> _STATED TASK_
Your task is to output the data exactly as it stands.

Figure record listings
--

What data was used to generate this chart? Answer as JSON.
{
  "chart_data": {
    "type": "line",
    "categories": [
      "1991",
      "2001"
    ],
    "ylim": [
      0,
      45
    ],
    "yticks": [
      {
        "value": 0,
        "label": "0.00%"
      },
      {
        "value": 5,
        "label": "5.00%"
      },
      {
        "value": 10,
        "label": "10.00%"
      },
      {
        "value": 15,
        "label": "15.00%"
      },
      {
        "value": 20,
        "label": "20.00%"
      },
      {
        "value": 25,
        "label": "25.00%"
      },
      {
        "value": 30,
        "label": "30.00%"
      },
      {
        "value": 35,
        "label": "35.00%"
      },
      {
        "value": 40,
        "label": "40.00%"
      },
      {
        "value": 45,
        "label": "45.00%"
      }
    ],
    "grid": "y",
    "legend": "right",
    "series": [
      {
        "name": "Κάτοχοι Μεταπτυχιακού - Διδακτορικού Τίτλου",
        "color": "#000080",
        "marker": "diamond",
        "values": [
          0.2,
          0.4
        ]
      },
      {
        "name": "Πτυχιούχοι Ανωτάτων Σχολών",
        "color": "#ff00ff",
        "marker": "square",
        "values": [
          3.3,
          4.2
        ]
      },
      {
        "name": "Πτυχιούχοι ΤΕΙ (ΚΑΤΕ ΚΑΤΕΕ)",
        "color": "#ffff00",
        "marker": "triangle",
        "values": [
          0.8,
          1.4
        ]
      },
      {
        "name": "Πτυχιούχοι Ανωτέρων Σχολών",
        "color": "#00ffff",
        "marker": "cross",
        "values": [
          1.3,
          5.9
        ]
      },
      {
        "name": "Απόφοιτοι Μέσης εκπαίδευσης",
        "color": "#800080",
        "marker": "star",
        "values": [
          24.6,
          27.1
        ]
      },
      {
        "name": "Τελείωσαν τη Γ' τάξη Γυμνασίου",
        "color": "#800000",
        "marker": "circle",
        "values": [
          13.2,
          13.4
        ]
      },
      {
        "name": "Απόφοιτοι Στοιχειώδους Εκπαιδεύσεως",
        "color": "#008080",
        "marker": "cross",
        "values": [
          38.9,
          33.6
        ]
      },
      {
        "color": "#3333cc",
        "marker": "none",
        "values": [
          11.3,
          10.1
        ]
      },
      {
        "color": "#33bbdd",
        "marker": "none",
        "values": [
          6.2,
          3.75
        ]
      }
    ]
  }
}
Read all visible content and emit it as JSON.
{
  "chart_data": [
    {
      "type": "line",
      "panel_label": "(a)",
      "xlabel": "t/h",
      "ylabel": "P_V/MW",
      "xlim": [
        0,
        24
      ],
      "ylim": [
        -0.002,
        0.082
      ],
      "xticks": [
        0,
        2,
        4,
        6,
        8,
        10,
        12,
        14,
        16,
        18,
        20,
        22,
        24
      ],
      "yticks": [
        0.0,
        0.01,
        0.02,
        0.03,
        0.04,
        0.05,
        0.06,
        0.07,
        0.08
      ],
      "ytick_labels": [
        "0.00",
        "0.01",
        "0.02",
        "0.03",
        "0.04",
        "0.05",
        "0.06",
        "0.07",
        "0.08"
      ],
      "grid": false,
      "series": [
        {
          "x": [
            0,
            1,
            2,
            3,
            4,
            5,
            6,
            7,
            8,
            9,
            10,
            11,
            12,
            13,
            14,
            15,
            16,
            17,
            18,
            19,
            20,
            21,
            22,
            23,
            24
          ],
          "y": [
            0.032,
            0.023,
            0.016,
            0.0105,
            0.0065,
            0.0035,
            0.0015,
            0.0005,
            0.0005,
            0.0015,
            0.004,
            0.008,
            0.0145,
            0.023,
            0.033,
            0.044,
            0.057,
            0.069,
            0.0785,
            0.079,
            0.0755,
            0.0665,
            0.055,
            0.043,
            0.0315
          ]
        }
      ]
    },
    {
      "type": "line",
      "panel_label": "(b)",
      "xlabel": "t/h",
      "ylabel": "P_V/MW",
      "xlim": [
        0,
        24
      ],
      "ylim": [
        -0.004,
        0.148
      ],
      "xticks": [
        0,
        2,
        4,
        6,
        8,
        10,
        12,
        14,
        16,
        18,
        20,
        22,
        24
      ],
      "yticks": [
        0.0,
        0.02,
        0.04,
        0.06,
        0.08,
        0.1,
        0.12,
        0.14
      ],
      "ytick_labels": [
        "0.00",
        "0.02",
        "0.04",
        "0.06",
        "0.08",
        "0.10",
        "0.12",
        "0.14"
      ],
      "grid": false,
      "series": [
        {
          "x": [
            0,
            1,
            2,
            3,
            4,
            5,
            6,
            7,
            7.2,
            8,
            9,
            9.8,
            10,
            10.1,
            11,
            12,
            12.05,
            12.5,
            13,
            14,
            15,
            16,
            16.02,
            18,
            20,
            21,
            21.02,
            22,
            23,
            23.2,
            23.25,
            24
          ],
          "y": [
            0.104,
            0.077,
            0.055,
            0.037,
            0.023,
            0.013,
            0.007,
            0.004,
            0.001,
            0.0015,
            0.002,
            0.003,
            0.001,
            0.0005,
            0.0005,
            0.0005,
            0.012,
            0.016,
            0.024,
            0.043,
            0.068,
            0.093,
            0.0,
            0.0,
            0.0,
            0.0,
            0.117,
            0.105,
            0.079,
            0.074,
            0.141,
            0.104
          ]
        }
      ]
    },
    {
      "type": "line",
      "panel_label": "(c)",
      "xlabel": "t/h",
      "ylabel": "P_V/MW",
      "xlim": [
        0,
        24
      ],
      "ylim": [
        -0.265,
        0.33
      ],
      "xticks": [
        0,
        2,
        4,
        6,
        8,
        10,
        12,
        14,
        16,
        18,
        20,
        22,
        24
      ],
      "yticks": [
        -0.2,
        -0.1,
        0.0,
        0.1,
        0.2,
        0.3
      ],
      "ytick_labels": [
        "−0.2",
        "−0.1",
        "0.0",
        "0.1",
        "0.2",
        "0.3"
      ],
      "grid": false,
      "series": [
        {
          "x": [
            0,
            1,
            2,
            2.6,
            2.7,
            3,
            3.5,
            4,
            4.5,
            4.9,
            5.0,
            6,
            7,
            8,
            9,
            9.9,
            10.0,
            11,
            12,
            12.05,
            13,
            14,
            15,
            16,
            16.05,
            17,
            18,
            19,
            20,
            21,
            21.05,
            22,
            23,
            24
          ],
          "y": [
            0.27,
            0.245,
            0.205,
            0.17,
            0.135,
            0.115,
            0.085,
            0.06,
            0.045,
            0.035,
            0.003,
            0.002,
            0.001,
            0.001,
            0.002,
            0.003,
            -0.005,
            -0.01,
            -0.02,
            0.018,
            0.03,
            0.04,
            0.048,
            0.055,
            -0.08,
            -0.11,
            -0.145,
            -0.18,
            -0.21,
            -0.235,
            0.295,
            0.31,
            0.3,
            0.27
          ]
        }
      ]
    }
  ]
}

--

> _FINISHED ANSWER_
What data was used to generate this chart? Answer as JSON.
{
  "chart_data": {
    "type": "line",
    "categories": [
      "1991",
      "2001"
    ],
    "ylim": [
      0,
      45
    ],
    "yticks": [
      {
        "value": 0,
        "label": "0.00%"
      },
      {
        "value": 5,
        "label": "5.00%"
      },
      {
        "value": 10,
        "label": "10.00%"
      },
      {
        "value": 15,
        "label": "15.00%"
      },
      {
        "value": 20,
        "label": "20.00%"
      },
      {
        "value": 25,
        "label": "25.00%"
      },
      {
        "value": 30,
        "label": "30.00%"
      },
      {
        "value": 35,
        "label": "35.00%"
      },
      {
        "value": 40,
        "label": "40.00%"
      },
      {
        "value": 45,
        "label": "45.00%"
      }
    ],
    "grid": "y",
    "legend": "right",
    "series": [
      {
        "name": "Κάτοχοι Μεταπτυχιακού - Διδακτορικού Τίτλου",
        "color": "#000080",
        "marker": "diamond",
        "values": [
          0.2,
          0.4
        ]
      },
      {
        "name": "Πτυχιούχοι Ανωτάτων Σχολών",
        "color": "#ff00ff",
        "marker": "square",
        "values": [
          3.3,
          4.2
        ]
      },
      {
        "name": "Πτυχιούχοι ΤΕΙ (ΚΑΤΕ ΚΑΤΕΕ)",
        "color": "#ffff00",
        "marker": "triangle",
        "values": [
          0.8,
          1.4
        ]
      },
      {
        "name": "Πτυχιούχοι Ανωτέρων Σχολών",
        "color": "#00ffff",
        "marker": "cross",
        "values": [
          1.3,
          5.9
        ]
      },
      {
        "name": "Απόφοιτοι Μέσης εκπαίδευσης",
        "color": "#800080",
        "marker": "star",
        "values": [
          24.6,
          27.1
        ]
      },
      {
        "name": "Τελείωσαν τη Γ' τάξη Γυμνασίου",
        "color": "#800000",
        "marker": "circle",
        "values": [
          13.2,
          13.4
        ]
      },
      {
        "name": "Απόφοιτοι Στοιχειώδους Εκπαιδεύσεως",
        "color": "#008080",
        "marker": "cross",
        "values": [
          38.9,
          33.6
        ]
      },
      {
        "color": "#3333cc",
        "marker": "none",
        "values": [
          11.3,
          10.1
        ]
      },
      {
        "color": "#33bbdd",
        "marker": "none",
        "values": [
          6.2,
          3.75
        ]
      }
    ]
  }
}
Read all visible content and emit it as JSON.
{
  "chart_data": [
    {
      "type": "line",
      "panel_label": "(a)",
      "xlabel": "t/h",
      "ylabel": "P_V/MW",
      "xlim": [
        0,
        24
      ],
      "ylim": [
        -0.002,
        0.082
      ],
      "xticks": [
        0,
        2,
        4,
        6,
        8,
        10,
        12,
        14,
        16,
        18,
        20,
        22,
        24
      ],
      "yticks": [
        0.0,
        0.01,
        0.02,
        0.03,
        0.04,
        0.05,
        0.06,
        0.07,
        0.08
      ],
      "ytick_labels": [
        "0.00",
        "0.01",
        "0.02",
        "0.03",
        "0.04",
        "0.05",
        "0.06",
        "0.07",
        "0.08"
      ],
      "grid": false,
      "series": [
        {
          "x": [
            0,
            1,
            2,
            3,
            4,
            5,
            6,
            7,
            8,
            9,
            10,
            11,
            12,
            13,
            14,
            15,
            16,
            17,
            18,
            19,
            20,
            21,
            22,
            23,
            24
          ],
          "y": [
            0.032,
            0.023,
            0.016,
            0.0105,
            0.0065,
            0.0035,
            0.0015,
            0.0005,
            0.0005,
            0.0015,
            0.004,
            0.008,
            0.0145,
            0.023,
            0.033,
            0.044,
            0.057,
            0.069,
            0.0785,
            0.079,
            0.0755,
            0.0665,
            0.055,
            0.043,
            0.0315
          ]
        }
      ]
    },
    {
      "type": "line",
      "panel_label": "(b)",
      "xlabel": "t/h",
      "ylabel": "P_V/MW",
      "xlim": [
        0,
        24
      ],
      "ylim": [
        -0.004,
        0.148
      ],
      "xticks": [
        0,
        2,
        4,
        6,
        8,
        10,
        12,
        14,
        16,
        18,
        20,
        22,
        24
      ],
      "yticks": [
        0.0,
        0.02,
        0.04,
        0.06,
        0.08,
        0.1,
        0.12,
        0.14
      ],
      "ytick_labels": [
        "0.00",
        "0.02",
        "0.04",
        "0.06",
        "0.08",
        "0.10",
        "0.12",
        "0.14"
      ],
      "grid": false,
      "series": [
        {
          "x": [
            0,
            1,
            2,
            3,
            4,
            5,
            6,
            7,
            7.2,
            8,
            9,
            9.8,
            10,
            10.1,
            11,
            12,
            12.05,
            12.5,
            13,
            14,
            15,
            16,
            16.02,
            18,
            20,
            21,
            21.02,
            22,
            23,
            23.2,
            23.25,
            24
          ],
          "y": [
            0.104,
            0.077,
            0.055,
            0.037,
            0.023,
            0.013,
            0.007,
            0.004,
            0.001,
            0.0015,
            0.002,
            0.003,
            0.001,
            0.0005,
            0.0005,
            0.0005,
            0.012,
            0.016,
            0.024,
            0.043,
            0.068,
            0.093,
            0.0,
            0.0,
            0.0,
            0.0,
            0.117,
            0.105,
            0.079,
            0.074,
            0.141,
            0.104
          ]
        }
      ]
    },
    {
      "type": "line",
      "panel_label": "(c)",
      "xlabel": "t/h",
      "ylabel": "P_V/MW",
      "xlim": [
        0,
        24
      ],
      "ylim": [
        -0.265,
        0.33
      ],
      "xticks": [
        0,
        2,
        4,
        6,
        8,
        10,
        12,
        14,
        16,
        18,
        20,
        22,
        24
      ],
      "yticks": [
        -0.2,
        -0.1,
        0.0,
        0.1,
        0.2,
        0.3
      ],
      "ytick_labels": [
        "−0.2",
        "−0.1",
        "0.0",
        "0.1",
        "0.2",
        "0.3"
      ],
      "grid": false,
      "series": [
        {
          "x": [
            0,
            1,
            2,
            2.6,
            2.7,
            3,
            3.5,
            4,
            4.5,
            4.9,
            5.0,
            6,
            7,
            8,
            9,
            9.9,
            10.0,
            11,
            12,
            12.05,
            13,
            14,
            15,
            16,
            16.05,
            17,
            18,
            19,
            20,
            21,
            21.05,
            22,
            23,
            24
          ],
          "y": [
            0.27,
            0.245,
            0.205,
            0.17,
            0.135,
            0.115,
            0.085,
            0.06,
            0.045,
            0.035,
            0.003,
            0.002,
            0.001,
            0.001,
            0.002,
            0.003,
            -0.005,
            -0.01,
            -0.02,
            0.018,
            0.03,
            0.04,
            0.048,
            0.055,
            -0.08,
            -0.11,
            -0.145,
            -0.18,
            -0.21,
            -0.235,
            0.295,
            0.31,
            0.3,
            0.27
          ]
        }
      ]
    }
  ]
}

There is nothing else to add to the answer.